Requirements – Every line of the material below should be repeated exactly.

● ● ● ● ● ● ●

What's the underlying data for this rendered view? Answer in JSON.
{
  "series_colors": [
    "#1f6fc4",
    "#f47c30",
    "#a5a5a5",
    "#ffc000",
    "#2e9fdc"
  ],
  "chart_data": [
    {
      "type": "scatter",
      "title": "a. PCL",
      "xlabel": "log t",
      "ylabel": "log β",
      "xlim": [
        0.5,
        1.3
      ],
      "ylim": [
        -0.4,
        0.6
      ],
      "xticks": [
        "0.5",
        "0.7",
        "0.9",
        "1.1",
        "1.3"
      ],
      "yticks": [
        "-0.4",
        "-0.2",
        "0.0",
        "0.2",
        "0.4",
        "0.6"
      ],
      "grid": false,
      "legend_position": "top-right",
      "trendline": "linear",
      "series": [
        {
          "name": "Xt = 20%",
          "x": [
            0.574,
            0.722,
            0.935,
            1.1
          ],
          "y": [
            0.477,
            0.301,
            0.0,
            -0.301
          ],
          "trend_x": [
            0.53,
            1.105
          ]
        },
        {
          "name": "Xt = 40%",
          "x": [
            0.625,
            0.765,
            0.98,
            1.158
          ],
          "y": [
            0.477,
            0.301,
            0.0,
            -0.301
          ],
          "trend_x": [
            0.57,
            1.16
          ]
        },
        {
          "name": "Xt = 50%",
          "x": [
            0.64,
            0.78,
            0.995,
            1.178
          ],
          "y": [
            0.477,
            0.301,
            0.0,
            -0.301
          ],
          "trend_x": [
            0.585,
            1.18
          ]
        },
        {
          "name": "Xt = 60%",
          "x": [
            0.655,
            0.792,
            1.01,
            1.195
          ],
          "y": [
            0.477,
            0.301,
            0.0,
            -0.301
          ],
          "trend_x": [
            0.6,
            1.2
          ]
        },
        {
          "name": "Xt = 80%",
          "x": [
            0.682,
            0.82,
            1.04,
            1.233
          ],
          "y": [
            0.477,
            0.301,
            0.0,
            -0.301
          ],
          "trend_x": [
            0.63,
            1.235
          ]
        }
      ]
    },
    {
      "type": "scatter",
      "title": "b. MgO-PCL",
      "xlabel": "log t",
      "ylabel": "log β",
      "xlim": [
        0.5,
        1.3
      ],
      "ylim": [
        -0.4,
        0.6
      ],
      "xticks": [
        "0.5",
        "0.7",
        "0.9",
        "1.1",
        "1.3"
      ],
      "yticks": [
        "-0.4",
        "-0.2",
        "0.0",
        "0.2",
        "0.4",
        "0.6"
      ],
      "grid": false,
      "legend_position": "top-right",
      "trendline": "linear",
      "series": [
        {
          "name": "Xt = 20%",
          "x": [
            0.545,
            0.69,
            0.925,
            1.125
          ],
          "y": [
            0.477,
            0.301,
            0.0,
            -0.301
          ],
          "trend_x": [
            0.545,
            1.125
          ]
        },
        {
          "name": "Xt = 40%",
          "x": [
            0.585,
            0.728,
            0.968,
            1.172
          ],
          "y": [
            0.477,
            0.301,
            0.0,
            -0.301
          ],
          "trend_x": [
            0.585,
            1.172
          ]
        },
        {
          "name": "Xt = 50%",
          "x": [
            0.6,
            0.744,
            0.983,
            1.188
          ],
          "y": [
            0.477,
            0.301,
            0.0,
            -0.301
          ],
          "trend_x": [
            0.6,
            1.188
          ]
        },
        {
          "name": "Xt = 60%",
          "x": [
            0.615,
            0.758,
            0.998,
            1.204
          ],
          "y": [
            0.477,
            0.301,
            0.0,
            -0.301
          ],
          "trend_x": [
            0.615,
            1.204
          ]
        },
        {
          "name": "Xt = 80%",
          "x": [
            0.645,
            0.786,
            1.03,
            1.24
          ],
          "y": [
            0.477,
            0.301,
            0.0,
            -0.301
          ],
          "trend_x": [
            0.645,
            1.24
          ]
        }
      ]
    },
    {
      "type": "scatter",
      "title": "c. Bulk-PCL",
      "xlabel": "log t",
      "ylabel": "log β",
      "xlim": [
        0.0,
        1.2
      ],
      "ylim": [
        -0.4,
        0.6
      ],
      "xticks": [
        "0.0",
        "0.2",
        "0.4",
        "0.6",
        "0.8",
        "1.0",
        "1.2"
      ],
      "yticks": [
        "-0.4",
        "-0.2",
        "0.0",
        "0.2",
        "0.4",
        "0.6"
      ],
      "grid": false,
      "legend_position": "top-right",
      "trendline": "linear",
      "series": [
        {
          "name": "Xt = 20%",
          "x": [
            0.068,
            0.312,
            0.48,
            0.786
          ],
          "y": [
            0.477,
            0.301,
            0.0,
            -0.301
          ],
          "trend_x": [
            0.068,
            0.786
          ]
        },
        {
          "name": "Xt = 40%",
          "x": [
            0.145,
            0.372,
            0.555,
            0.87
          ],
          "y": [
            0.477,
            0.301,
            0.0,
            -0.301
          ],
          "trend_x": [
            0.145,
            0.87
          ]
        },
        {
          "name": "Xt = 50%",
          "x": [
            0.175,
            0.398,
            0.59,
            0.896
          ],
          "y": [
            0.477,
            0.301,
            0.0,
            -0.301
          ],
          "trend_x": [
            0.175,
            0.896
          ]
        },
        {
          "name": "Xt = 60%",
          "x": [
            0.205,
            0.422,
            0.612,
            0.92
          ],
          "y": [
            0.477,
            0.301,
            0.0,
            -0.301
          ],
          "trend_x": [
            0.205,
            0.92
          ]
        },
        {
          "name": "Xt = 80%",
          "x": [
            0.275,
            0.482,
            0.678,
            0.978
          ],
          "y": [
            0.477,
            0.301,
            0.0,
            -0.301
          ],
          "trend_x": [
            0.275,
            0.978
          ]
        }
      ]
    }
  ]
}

● ● ● ● ● ● ●

Solved problem –
What's the underlying data for this rendered view? Answer in JSON.
{
  "series_colors": [
    "#1f6fc4",
    "#f47c30",
    "#a5a5a5",
    "#ffc000",
    "#2e9fdc"
  ],
  "chart_data": [
    {
      "type": "scatter",
      "title": "a. PCL",
      "xlabel": "log t",
      "ylabel": "log β",
      "xlim": [
        0.5,
        1.3
      ],
      "ylim": [
        -0.4,
        0.6
      ],
      "xticks": [
        "0.5",
        "0.7",
        "0.9",
        "1.1",
        "1.3"
      ],
      "yticks": [
        "-0.4",
        "-0.2",
        "0.0",
        "0.2",
        "0.4",
        "0.6"
      ],
      "grid": false,
      "legend_position": "top-right",
      "trendline": "linear",
      "series": [
        {
          "name": "Xt = 20%",
          "x": [
            0.574,
            0.722,
            0.935,
            1.1
          ],
          "y": [
            0.477,
            0.301,
            0.0,
            -0.301
          ],
          "trend_x": [
            0.53,
            1.105
          ]
        },
        {
          "name": "Xt = 40%",
          "x": [
            0.625,
            0.765,
            0.98,
            1.158
          ],
          "y": [
            0.477,
            0.301,
            0.0,
            -0.301
          ],
          "trend_x": [
            0.57,
            1.16
          ]
        },
        {
          "name": "Xt = 50%",
          "x": [
            0.64,
            0.78,
            0.995,
            1.178
          ],
          "y": [
            0.477,
            0.301,
            0.0,
            -0.301
          ],
          "trend_x": [
            0.585,
            1.18
          ]
        },
        {
          "name": "Xt = 60%",
          "x": [
            0.655,
            0.792,
            1.01,
            1.195
          ],
          "y": [
            0.477,
            0.301,
            0.0,
            -0.301
          ],
          "trend_x": [
            0.6,
            1.2
          ]
        },
        {
          "name": "Xt = 80%",
          "x": [
            0.682,
            0.82,
            1.04,
            1.233
          ],
          "y": [
            0.477,
            0.301,
            0.0,
            -0.301
          ],
          "trend_x": [
            0.63,
            1.235
          ]
        }
      ]
    },
    {
      "type": "scatter",
      "title": "b. MgO-PCL",
      "xlabel": "log t",
      "ylabel": "log β",
      "xlim": [
        0.5,
        1.3
      ],
      "ylim": [
        -0.4,
        0.6
      ],
      "xticks": [
        "0.5",
        "0.7",
        "0.9",
        "1.1",
        "1.3"
      ],
      "yticks": [
        "-0.4",
        "-0.2",
        "0.0",
        "0.2",
        "0.4",
        "0.6"
      ],
      "grid": false,
      "legend_position": "top-right",
      "trendline": "linear",
      "series": [
        {
          "name": "Xt = 20%",
          "x": [
            0.545,
            0.69,
            0.925,
            1.125
          ],
          "y": [
            0.477,
            0.301,
            0.0,
            -0.301
          ],
          "trend_x": [
            0.545,
            1.125
          ]
        },
        {
          "name": "Xt = 40%",
          "x": [
            0.585,
            0.728,
            0.968,
            1.172
          ],
          "y": [
            0.477,
            0.301,
            0.0,
            -0.301
          ],
          "trend_x": [
            0.585,
            1.172
          ]
        },
        {
          "name": "Xt = 50%",
          "x": [
            0.6,
            0.744,
            0.983,
            1.188
          ],
          "y": [
            0.477,
            0.301,
            0.0,
            -0.301
          ],
          "trend_x": [
            0.6,
            1.188
          ]
        },
        {
          "name": "Xt = 60%",
          "x": [
            0.615,
            0.758,
            0.998,
            1.204
          ],
          "y": [
            0.477,
            0.301,
            0.0,
            -0.301
          ],
          "trend_x": [
            0.615,
            1.204
          ]
        },
        {
          "name": "Xt = 80%",
          "x": [
            0.645,
            0.786,
            1.03,
            1.24
          ],
          "y": [
            0.477,
            0.301,
            0.0,
            -0.301
          ],
          "trend_x": [
            0.645,
            1.24
          ]
        }
      ]
    },
    {
      "type": "scatter",
      "title": "c. Bulk-PCL",
      "xlabel": "log t",
      "ylabel": "log β",
      "xlim": [
        0.0,
        1.2
      ],
      "ylim": [
        -0.4,
        0.6
      ],
      "xticks": [
        "0.0",
        "0.2",
        "0.4",
        "0.6",
        "0.8",
        "1.0",
        "1.2"
      ],
      "yticks": [
        "-0.4",
        "-0.2",
        "0.0",
        "0.2",
        "0.4",
        "0.6"
      ],
      "grid": false,
      "legend_position": "top-right",
      "trendline": "linear",
      "series": [
        {
          "name": "Xt = 20%",
          "x": [
            0.068,
            0.312,
            0.48,
            0.786
          ],
          "y": [
            0.477,
            0.301,
            0.0,
            -0.301
          ],
          "trend_x": [
            0.068,
            0.786
          ]
        },
        {
          "name": "Xt = 40%",
          "x": [
            0.145,
            0.372,
            0.555,
            0.87
          ],
          "y": [
            0.477,
            0.301,
            0.0,
            -0.301
          ],
          "trend_x": [
            0.145,
            0.87
          ]
        },
        {
          "name": "Xt = 50%",
          "x": [
            0.175,
            0.398,
            0.59,
            0.896
          ],
          "y": [
            0.477,
            0.301,
            0.0,
            -0.301
          ],
          "trend_x": [
            0.175,
            0.896
          ]
        },
        {
          "name": "Xt = 60%",
          "x": [
            0.205,
            0.422,
            0.612,
            0.92
          ],
          "y": [
            0.477,
            0.301,
            0.0,
            -0.301
          ],
          "trend_x": [
            0.205,
            0.92
          ]
        },
        {
          "name": "Xt = 80%",
          "x": [
            0.275,
            0.482,
            0.678,
            0.978
          ],
          "y": [
            0.477,
            0.301,
            0.0,
            -0.301
          ],
          "trend_x": [
            0.275,
            0.978
          ]
        }
      ]
    }
  ]
}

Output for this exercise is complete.